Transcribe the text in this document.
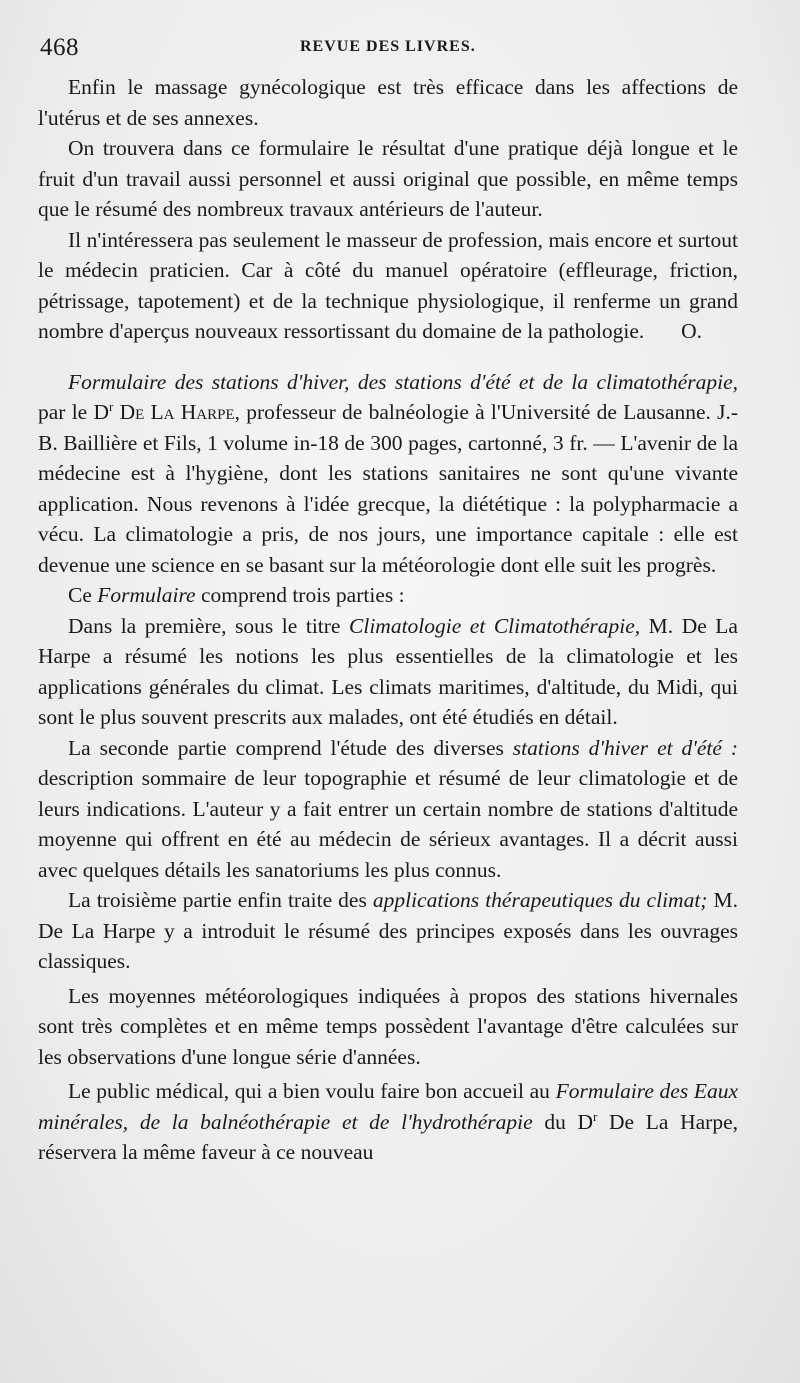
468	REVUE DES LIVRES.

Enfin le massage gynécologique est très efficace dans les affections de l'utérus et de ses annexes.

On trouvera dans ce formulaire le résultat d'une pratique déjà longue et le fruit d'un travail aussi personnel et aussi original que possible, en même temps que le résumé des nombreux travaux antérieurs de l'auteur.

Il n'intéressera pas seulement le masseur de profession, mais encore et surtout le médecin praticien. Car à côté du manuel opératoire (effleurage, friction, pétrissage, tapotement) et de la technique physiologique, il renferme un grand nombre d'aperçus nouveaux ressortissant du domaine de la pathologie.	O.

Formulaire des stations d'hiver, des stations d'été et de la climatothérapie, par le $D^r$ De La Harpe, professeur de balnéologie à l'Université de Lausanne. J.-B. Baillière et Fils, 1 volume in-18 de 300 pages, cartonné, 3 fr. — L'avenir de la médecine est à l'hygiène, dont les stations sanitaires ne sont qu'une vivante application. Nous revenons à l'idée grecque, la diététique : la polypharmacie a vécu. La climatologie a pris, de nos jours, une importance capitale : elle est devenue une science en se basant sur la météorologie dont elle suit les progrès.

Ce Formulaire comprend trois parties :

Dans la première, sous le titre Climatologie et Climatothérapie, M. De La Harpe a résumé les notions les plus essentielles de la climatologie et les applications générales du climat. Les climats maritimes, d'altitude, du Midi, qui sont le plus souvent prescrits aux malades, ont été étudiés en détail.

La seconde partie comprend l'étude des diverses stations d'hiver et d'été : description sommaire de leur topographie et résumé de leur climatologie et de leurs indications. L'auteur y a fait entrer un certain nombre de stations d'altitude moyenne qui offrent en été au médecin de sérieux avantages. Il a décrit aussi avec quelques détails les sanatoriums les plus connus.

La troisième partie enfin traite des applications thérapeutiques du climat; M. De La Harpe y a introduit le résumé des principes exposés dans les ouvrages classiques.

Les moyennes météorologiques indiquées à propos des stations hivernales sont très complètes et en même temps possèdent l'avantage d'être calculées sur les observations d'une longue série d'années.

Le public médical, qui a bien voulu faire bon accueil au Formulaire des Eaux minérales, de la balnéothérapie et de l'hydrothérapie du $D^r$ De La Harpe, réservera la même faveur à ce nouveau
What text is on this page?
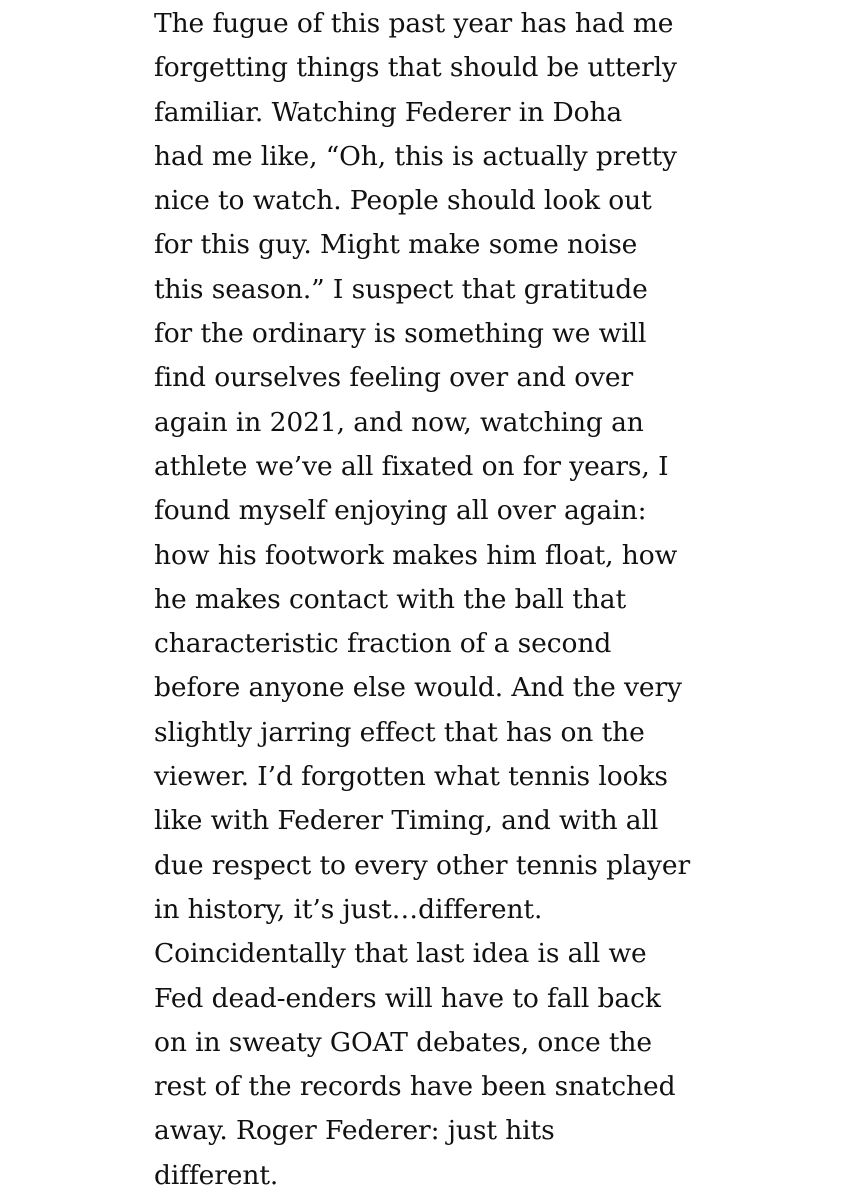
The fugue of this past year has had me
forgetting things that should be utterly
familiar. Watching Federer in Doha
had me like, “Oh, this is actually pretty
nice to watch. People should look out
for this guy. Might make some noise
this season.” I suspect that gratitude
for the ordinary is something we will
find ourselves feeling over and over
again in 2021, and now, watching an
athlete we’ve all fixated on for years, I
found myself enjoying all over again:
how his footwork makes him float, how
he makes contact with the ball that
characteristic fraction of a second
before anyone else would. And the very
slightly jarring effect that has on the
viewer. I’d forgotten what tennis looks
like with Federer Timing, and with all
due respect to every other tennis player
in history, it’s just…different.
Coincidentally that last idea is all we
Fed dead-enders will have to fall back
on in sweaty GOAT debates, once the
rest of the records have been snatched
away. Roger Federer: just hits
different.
**********
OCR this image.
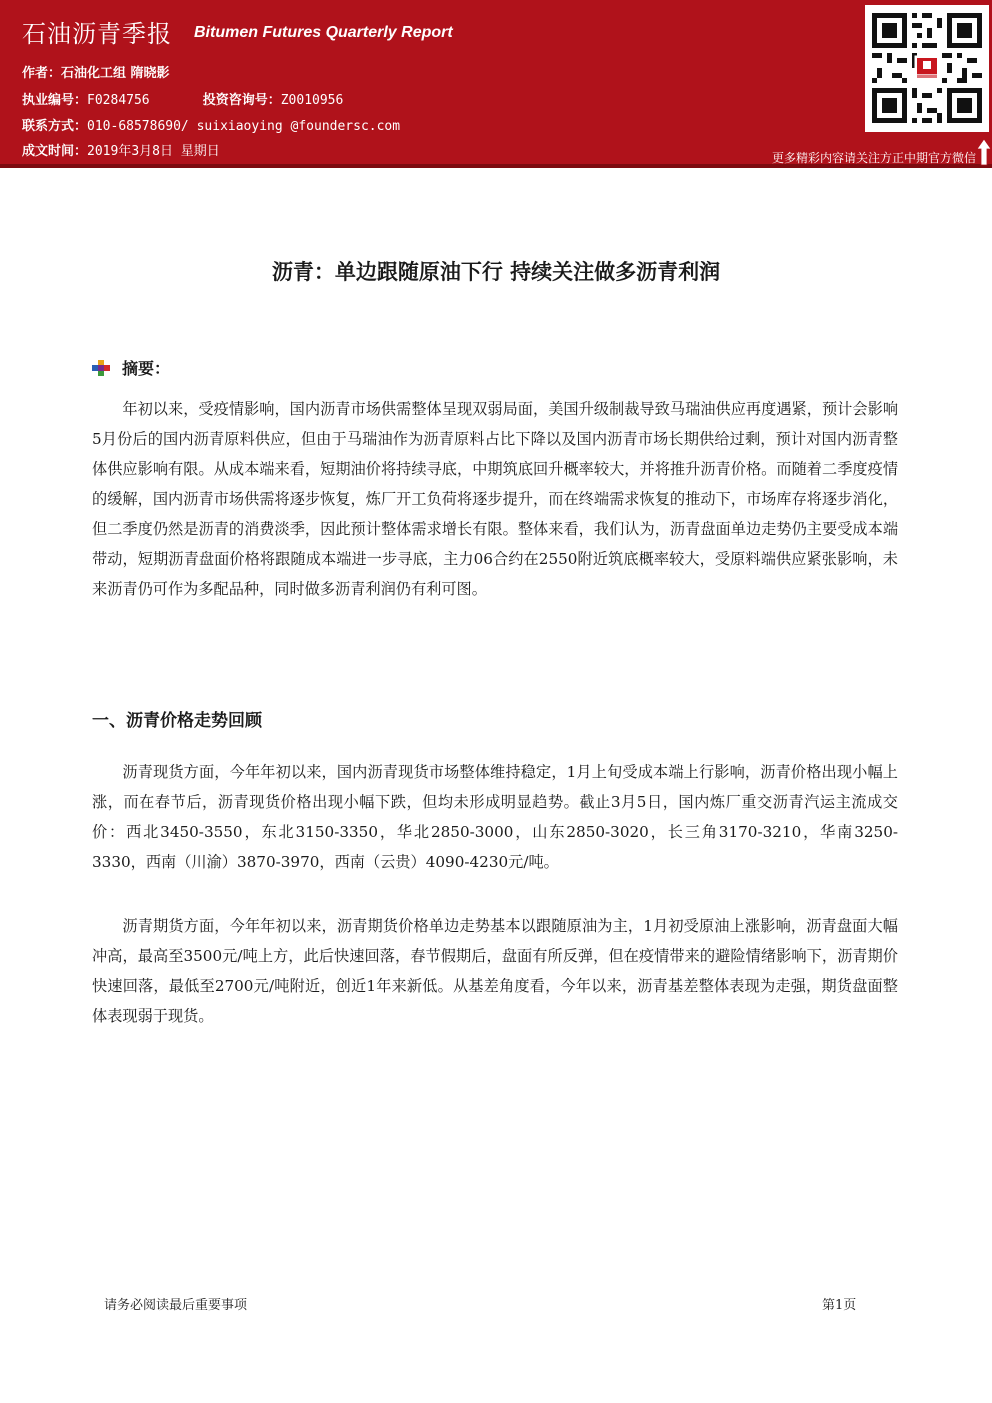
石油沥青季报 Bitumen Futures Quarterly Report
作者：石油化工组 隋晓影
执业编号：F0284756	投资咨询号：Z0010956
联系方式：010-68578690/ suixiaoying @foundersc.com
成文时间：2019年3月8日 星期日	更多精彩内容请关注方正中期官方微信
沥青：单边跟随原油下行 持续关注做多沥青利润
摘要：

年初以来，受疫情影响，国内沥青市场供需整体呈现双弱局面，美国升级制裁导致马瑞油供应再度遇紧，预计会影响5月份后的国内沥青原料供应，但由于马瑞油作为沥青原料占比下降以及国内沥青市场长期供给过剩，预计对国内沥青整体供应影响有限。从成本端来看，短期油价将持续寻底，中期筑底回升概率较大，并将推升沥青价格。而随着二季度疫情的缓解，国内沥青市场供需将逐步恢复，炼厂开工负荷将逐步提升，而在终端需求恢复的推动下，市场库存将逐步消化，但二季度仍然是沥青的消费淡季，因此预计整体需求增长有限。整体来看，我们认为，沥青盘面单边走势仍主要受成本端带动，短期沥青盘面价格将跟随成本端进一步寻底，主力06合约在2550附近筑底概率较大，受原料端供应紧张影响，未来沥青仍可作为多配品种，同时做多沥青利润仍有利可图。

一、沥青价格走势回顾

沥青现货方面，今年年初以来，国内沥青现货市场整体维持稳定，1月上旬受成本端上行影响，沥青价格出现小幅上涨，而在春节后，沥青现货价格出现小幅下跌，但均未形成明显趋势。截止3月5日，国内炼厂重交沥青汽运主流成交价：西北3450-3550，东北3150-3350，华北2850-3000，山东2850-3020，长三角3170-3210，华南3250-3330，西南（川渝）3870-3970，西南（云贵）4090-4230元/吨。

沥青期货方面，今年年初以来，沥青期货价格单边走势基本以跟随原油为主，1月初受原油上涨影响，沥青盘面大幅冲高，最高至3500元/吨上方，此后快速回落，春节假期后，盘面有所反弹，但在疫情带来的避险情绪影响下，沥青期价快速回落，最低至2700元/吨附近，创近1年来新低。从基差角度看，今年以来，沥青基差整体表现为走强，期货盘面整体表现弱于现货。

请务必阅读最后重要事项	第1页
**********
### What the task asks
Search the data for the string "should" and copy each line where it appears.

### The response
forgetting things that should be utterly
nice to watch. People should look out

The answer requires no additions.